▶ **The task**: How many lines of the data include the string "JSON"? State the number and nothing else.

_____

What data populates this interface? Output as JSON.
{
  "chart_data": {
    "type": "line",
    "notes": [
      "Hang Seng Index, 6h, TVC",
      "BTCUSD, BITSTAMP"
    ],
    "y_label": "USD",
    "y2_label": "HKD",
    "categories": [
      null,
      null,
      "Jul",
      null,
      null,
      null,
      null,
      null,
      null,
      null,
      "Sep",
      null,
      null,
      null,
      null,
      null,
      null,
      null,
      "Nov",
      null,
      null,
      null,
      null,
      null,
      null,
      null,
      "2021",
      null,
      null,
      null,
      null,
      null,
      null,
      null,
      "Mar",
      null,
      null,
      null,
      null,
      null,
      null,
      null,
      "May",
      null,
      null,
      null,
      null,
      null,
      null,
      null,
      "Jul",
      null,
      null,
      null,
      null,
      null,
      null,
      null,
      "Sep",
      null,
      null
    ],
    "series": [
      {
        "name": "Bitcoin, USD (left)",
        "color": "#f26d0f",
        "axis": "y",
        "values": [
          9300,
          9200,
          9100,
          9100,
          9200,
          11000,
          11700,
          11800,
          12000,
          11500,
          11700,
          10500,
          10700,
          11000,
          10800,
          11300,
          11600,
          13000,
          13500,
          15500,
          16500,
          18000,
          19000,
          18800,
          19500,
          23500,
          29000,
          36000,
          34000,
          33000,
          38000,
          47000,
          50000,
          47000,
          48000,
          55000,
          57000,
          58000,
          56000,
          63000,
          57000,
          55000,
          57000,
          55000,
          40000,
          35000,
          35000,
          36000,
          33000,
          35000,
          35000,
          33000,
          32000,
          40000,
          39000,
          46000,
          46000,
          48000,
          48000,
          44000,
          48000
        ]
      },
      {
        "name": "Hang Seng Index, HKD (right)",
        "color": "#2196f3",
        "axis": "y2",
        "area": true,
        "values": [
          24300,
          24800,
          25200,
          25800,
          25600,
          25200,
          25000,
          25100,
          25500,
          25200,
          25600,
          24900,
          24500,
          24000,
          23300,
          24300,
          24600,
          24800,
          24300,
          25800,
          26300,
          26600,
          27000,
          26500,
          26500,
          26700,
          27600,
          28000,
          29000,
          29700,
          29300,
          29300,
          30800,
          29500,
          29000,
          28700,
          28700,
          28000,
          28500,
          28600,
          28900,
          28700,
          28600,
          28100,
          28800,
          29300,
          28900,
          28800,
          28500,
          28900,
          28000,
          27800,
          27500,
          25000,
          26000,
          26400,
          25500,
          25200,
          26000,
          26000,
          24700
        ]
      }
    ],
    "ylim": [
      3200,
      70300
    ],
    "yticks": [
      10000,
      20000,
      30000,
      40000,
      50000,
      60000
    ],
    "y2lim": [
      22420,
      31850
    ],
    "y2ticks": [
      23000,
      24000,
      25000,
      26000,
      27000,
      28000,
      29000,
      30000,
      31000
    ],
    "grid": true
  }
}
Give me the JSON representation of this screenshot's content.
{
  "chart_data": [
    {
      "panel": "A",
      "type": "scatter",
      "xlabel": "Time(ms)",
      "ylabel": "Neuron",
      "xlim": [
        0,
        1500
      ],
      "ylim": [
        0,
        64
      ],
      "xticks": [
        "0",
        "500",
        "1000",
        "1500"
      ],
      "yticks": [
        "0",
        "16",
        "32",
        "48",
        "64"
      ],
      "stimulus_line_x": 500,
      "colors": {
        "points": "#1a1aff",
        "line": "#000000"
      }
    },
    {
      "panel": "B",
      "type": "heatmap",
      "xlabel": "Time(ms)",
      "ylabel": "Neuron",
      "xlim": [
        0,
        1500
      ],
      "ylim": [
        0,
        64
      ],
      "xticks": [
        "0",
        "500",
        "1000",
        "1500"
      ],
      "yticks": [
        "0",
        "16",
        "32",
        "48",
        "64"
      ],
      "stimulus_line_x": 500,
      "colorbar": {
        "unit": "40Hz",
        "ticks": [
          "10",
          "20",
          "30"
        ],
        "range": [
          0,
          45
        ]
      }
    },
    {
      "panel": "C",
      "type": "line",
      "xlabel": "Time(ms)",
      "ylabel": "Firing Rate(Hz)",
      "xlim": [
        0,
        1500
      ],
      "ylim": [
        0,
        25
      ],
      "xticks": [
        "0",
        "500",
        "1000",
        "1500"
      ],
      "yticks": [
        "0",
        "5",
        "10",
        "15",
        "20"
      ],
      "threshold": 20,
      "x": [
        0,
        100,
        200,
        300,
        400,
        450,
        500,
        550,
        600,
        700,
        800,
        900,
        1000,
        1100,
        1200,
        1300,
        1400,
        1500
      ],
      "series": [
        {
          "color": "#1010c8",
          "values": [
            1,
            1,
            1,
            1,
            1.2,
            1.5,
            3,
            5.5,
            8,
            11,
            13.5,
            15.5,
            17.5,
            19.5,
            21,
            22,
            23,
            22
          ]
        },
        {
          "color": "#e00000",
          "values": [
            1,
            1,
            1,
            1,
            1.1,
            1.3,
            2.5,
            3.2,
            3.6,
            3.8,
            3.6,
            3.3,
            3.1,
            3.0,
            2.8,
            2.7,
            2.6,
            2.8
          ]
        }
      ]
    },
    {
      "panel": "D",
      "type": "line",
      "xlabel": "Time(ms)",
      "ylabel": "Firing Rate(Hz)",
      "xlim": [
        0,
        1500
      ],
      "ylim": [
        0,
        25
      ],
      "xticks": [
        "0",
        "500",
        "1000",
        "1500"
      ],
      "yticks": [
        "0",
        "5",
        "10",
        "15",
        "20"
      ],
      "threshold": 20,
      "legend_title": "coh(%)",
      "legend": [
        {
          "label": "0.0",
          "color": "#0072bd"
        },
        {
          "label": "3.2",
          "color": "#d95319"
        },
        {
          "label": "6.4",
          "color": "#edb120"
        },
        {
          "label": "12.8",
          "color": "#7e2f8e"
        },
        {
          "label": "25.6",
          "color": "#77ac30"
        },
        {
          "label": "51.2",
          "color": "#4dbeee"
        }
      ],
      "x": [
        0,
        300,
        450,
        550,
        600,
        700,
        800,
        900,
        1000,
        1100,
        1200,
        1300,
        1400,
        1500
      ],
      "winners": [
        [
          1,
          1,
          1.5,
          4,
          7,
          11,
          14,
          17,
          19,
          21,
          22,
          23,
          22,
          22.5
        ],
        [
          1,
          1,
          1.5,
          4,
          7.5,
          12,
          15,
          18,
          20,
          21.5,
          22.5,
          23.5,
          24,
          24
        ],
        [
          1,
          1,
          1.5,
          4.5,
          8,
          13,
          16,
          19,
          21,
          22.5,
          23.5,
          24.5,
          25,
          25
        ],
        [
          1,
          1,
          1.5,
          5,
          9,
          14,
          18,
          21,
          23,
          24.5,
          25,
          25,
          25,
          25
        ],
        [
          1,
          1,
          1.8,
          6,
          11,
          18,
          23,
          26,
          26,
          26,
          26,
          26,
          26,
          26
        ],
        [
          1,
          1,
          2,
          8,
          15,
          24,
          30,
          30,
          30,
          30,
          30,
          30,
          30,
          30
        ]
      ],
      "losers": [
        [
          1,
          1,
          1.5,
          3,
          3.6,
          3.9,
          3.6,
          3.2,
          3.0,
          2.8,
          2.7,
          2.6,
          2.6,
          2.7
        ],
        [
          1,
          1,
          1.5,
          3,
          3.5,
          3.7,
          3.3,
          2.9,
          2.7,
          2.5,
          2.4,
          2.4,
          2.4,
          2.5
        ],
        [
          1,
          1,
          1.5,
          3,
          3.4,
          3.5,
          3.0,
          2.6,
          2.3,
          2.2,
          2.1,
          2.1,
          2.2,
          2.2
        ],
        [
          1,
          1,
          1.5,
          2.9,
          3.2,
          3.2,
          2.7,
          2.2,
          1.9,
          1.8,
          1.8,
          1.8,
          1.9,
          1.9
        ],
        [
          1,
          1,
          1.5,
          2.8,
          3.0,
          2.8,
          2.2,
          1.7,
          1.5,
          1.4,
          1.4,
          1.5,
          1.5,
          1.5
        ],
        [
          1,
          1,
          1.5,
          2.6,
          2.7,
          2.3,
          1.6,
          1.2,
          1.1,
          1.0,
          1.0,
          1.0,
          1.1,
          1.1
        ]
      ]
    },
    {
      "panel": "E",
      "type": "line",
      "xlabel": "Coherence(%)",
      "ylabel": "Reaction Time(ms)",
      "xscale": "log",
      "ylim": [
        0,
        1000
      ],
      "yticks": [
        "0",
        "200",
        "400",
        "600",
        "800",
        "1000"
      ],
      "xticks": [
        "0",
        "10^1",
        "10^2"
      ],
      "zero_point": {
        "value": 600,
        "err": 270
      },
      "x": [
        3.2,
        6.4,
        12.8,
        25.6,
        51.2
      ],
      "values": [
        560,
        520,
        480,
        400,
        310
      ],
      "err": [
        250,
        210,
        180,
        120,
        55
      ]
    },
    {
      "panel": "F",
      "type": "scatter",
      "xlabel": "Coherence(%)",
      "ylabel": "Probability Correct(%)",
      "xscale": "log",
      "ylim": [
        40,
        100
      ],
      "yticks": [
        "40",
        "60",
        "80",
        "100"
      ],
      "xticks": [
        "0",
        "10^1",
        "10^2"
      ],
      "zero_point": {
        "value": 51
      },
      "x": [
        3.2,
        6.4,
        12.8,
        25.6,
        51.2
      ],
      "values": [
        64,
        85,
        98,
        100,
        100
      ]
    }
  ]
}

_____

▶ **Solution for this problem**: 2